**Aim:** What follows is a block of records; reproduce all of it verbatim.

**Stored entries:**
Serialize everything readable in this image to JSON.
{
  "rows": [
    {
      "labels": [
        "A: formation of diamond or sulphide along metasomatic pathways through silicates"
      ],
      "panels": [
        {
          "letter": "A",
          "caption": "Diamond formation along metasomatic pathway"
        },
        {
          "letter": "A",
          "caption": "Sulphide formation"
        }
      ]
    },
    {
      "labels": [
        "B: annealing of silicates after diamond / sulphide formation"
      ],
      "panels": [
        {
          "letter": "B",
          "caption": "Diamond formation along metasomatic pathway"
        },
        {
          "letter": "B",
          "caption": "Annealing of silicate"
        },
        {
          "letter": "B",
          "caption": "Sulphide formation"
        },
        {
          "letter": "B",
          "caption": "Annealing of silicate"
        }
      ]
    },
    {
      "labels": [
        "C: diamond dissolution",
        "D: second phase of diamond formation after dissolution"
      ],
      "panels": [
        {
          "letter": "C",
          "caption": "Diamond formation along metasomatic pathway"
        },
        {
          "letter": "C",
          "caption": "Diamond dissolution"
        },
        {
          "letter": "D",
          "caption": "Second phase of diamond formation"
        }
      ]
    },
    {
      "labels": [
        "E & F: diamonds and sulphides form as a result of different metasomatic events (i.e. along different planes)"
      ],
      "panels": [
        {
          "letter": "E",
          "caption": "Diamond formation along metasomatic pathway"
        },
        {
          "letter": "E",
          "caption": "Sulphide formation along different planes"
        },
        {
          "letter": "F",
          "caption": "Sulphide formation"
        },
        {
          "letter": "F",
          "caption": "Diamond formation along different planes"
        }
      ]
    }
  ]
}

**Written answer:**
Serialize everything readable in this image to JSON.
{
  "rows": [
    {
      "labels": [
        "A: formation of diamond or sulphide along metasomatic pathways through silicates"
      ],
      "panels": [
        {
          "letter": "A",
          "caption": "Diamond formation along metasomatic pathway"
        },
        {
          "letter": "A",
          "caption": "Sulphide formation"
        }
      ]
    },
    {
      "labels": [
        "B: annealing of silicates after diamond / sulphide formation"
      ],
      "panels": [
        {
          "letter": "B",
          "caption": "Diamond formation along metasomatic pathway"
        },
        {
          "letter": "B",
          "caption": "Annealing of silicate"
        },
        {
          "letter": "B",
          "caption": "Sulphide formation"
        },
        {
          "letter": "B",
          "caption": "Annealing of silicate"
        }
      ]
    },
    {
      "labels": [
        "C: diamond dissolution",
        "D: second phase of diamond formation after dissolution"
      ],
      "panels": [
        {
          "letter": "C",
          "caption": "Diamond formation along metasomatic pathway"
        },
        {
          "letter": "C",
          "caption": "Diamond dissolution"
        },
        {
          "letter": "D",
          "caption": "Second phase of diamond formation"
        }
      ]
    },
    {
      "labels": [
        "E & F: diamonds and sulphides form as a result of different metasomatic events (i.e. along different planes)"
      ],
      "panels": [
        {
          "letter": "E",
          "caption": "Diamond formation along metasomatic pathway"
        },
        {
          "letter": "E",
          "caption": "Sulphide formation along different planes"
        },
        {
          "letter": "F",
          "caption": "Sulphide formation"
        },
        {
          "letter": "F",
          "caption": "Diamond formation along different planes"
        }
      ]
    }
  ]
}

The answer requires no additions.